Show each line that has the string "wird" in it.
______________________________
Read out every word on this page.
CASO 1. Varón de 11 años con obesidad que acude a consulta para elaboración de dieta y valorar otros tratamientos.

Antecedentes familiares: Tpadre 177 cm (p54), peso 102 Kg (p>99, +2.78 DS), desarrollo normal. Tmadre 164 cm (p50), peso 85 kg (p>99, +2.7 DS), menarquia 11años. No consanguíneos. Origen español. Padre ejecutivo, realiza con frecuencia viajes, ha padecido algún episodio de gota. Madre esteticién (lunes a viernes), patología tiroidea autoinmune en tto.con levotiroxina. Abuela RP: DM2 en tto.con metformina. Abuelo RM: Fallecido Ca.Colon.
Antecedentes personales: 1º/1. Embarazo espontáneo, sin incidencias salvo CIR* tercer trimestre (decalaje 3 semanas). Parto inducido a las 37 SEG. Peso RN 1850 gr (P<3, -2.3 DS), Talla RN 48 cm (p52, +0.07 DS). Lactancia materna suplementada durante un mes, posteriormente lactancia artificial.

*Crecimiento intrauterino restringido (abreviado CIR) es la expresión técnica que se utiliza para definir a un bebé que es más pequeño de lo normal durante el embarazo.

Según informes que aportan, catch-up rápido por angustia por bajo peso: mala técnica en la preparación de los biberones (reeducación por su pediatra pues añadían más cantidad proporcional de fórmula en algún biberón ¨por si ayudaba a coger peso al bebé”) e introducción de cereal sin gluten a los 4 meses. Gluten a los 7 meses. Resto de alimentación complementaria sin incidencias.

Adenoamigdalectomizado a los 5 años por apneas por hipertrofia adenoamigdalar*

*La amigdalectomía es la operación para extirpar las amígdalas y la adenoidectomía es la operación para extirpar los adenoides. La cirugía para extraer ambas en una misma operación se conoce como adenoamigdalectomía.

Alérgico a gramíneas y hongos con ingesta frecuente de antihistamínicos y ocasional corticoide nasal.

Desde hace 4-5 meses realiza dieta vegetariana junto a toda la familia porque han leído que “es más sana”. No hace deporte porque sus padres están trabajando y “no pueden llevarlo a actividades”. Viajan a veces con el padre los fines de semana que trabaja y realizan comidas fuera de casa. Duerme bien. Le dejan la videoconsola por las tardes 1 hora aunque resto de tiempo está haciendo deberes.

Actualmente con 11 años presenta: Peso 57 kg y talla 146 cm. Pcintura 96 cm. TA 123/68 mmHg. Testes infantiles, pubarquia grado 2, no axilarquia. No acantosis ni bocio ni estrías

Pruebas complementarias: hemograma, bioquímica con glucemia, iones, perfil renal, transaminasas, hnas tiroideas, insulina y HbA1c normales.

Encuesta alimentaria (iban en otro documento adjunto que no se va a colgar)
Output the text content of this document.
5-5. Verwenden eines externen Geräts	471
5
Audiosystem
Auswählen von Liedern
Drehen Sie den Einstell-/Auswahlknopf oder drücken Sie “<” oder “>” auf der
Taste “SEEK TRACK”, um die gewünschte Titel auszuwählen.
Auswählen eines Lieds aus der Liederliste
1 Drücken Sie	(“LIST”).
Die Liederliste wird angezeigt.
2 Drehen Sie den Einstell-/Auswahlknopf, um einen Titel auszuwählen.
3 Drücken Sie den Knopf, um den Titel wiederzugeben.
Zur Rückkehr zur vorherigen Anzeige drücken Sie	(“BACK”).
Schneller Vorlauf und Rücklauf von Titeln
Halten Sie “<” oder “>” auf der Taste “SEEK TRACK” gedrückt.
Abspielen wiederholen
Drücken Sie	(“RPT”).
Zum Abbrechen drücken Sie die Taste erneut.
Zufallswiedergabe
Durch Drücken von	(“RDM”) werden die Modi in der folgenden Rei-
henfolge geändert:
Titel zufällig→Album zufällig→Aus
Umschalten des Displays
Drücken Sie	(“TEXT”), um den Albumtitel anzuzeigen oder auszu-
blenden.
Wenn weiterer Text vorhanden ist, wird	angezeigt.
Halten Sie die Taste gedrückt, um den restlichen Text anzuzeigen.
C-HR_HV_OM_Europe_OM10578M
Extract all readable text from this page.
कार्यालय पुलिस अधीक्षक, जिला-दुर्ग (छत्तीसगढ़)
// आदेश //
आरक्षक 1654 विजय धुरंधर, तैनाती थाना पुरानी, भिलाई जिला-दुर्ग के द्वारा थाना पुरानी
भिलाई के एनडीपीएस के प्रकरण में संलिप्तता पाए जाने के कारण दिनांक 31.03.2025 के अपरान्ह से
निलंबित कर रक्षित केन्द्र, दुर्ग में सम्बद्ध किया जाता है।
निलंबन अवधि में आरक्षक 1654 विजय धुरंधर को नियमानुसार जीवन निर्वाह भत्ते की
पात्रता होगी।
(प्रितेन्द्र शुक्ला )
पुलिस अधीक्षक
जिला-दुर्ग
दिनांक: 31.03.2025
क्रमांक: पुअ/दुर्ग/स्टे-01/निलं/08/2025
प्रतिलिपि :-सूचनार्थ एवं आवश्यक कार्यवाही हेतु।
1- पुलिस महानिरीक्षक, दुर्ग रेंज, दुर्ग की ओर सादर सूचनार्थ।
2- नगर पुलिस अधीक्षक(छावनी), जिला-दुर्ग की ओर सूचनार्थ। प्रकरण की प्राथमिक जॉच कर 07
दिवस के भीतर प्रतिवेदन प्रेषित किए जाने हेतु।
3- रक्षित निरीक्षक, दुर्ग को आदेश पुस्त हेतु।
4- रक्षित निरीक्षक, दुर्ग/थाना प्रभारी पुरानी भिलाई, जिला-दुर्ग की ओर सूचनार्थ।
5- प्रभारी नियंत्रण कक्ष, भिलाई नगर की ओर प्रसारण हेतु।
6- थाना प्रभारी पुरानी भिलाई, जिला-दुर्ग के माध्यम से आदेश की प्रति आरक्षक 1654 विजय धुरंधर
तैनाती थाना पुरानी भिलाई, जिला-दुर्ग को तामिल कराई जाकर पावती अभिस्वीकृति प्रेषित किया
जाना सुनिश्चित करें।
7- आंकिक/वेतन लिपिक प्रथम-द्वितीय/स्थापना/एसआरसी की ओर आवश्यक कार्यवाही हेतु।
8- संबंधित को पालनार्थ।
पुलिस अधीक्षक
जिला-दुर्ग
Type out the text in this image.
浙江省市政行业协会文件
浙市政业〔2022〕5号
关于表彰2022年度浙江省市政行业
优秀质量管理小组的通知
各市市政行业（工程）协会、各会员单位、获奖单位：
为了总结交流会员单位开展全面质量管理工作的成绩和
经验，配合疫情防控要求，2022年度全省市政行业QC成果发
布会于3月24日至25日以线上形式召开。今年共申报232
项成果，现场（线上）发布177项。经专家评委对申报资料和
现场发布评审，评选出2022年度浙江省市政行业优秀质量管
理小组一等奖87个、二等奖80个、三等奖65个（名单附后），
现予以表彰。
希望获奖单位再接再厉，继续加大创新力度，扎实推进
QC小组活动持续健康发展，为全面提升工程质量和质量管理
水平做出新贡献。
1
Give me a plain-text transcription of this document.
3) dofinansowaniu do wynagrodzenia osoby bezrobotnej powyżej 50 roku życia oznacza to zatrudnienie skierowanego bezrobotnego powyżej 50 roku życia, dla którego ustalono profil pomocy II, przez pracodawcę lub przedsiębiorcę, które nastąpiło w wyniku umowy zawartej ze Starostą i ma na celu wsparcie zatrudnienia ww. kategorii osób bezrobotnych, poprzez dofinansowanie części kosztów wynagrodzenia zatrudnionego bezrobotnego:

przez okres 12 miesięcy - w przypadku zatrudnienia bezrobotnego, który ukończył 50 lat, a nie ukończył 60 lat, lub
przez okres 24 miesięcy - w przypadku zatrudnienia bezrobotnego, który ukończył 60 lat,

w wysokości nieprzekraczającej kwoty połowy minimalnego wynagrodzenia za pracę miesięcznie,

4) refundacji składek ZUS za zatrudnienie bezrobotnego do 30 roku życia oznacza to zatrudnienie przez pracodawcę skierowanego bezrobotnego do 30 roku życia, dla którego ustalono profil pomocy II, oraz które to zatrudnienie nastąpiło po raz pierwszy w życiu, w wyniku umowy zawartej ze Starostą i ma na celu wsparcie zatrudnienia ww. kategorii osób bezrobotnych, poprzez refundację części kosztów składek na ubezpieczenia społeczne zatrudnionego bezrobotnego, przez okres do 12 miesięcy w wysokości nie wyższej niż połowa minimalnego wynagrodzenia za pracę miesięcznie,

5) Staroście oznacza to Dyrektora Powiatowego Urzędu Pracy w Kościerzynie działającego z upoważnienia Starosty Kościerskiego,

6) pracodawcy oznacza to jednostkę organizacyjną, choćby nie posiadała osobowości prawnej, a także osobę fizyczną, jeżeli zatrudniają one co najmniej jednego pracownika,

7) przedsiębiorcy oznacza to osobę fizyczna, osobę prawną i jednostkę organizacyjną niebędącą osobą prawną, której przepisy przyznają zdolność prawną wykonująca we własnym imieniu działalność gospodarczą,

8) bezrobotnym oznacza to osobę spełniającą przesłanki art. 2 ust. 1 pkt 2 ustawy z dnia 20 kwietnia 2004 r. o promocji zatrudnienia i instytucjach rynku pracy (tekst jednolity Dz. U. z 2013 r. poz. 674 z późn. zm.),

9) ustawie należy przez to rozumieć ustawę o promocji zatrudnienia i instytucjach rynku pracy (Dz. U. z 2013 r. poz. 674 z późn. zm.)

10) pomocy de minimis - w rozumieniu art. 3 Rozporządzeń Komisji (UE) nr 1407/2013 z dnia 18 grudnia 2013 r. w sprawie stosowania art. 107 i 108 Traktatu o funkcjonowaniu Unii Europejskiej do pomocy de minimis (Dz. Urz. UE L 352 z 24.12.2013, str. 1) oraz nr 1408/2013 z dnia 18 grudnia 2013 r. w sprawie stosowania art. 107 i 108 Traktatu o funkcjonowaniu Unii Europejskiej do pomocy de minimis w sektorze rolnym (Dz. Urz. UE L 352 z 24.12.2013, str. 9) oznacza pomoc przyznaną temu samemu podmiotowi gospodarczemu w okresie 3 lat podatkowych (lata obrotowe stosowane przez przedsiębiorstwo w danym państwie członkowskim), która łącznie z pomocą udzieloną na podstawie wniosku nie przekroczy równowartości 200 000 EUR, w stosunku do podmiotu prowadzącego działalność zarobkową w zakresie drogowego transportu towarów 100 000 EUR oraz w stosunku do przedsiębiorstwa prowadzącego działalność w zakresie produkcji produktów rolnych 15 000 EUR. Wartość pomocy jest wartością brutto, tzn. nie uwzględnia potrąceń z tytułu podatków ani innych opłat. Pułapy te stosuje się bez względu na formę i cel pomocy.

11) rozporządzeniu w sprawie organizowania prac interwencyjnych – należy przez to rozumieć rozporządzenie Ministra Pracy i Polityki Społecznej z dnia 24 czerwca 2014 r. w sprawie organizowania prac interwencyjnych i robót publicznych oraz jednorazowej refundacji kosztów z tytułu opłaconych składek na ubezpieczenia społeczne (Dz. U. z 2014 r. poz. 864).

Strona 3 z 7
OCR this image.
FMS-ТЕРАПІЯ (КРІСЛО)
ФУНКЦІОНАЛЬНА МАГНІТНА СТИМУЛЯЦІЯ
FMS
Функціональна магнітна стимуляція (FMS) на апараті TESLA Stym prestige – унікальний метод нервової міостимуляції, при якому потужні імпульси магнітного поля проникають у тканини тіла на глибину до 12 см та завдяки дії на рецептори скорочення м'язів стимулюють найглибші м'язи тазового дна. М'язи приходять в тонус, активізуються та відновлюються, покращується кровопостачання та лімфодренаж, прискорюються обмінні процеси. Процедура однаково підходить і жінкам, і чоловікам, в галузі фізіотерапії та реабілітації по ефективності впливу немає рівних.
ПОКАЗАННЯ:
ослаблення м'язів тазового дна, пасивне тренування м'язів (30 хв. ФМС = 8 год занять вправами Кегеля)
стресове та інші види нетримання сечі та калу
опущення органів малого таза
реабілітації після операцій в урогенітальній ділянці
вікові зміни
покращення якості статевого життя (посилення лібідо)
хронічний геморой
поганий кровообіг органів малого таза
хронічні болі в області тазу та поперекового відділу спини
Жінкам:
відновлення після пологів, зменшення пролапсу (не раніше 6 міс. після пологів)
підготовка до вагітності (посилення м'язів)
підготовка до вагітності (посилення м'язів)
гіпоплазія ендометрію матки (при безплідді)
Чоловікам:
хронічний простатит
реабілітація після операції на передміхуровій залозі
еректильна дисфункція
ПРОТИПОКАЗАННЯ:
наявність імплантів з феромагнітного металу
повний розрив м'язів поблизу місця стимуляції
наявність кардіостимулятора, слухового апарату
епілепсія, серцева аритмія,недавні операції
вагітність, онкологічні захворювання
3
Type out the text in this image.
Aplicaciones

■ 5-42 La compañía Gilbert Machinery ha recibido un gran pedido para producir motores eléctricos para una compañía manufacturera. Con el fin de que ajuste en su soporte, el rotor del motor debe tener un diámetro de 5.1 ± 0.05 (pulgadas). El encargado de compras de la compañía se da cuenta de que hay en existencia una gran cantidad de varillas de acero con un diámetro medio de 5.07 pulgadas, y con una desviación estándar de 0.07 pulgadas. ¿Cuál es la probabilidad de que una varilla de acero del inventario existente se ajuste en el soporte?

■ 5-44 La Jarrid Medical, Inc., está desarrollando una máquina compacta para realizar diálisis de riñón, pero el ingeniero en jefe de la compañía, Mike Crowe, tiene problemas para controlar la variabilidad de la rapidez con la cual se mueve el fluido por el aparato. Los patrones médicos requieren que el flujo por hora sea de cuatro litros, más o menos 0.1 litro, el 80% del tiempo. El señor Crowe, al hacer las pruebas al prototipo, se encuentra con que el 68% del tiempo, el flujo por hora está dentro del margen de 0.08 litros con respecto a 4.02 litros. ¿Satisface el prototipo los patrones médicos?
______________________________
● **Output of the exercise**
Die Liederliste wird angezeigt.
Wenn weiterer Text vorhanden ist, wird	angezeigt.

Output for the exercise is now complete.